→ **Soal singkat**: Apa terjemahan bahasa Inggris untuk kalimat dari teks tentang redenominasi rupiah ini: "Menteri Keuangan Purbaya Yudhi Sadewa menyebutkan, target penyelesaian RUU ini pada tahun 2026 atau 2027, dengan fokus pada penyederhanaan angka rupiah tanpa mengubah daya beli masyarakat."?

Bekasi, Mata4.com – Rencana pemerintah untuk melakukan redenominasi atau penyederhanaan nilai rupiah kembali mencuat ke permukaan.
Kementerian Keuangan (Kemenkeu) telah memasukkan Rancangan Undang-Undang (RUU) tentang Perubahan Harga Rupiah ke dalam rencana strategis nasional 2025–2029 sebagai bagian dari reformasi kebijakan moneter.
Langkah ini disambut positif oleh Komisi XI DPR RI, yang meminta pemerintah segera menyiapkan naskah akademik, membuka forum konsultasi publik, serta memastikan transparansi dan kesiapan teknis dalam implementasinya.
Rencana Kemenkeu: RUU Redenominasi Ditarget Rampung 2027
Menurut Peraturan Menteri Keuangan (PMK) Nomor 70 Tahun 2025 tentang Rencana Strategis Kemenkeu 2025–2029, RUU Redenominasi menjadi salah satu agenda prioritas Kemenkeu.
Menteri Keuangan Purbaya Yudhi Sadewa menyebutkan, target penyelesaian RUU ini pada tahun 2026 atau 2027, dengan fokus pada penyederhanaan angka rupiah tanpa mengubah daya beli masyarakat.

→ **Informasi yang diberikan**:

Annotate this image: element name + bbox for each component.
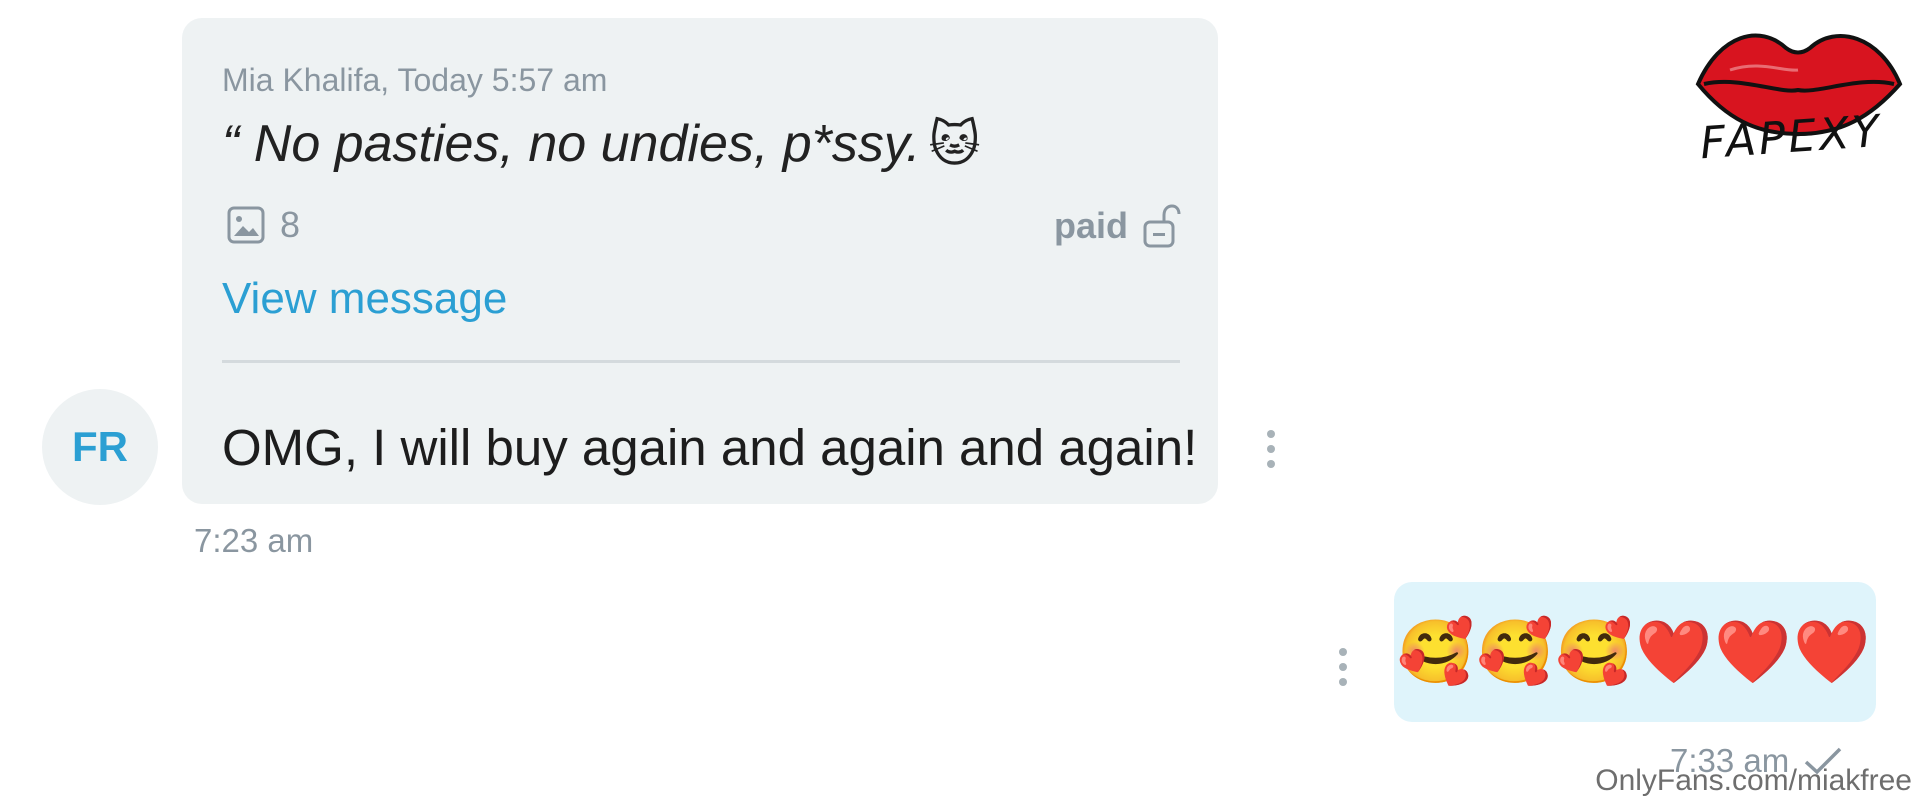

→ **Jawaban soal ini**: Finance Minister Purbaya Yudhi Sadewa stated that the target for completing this bill is 2026 or 2027, with a focus on simplifying rupiah figures without changing the public's purchasing power.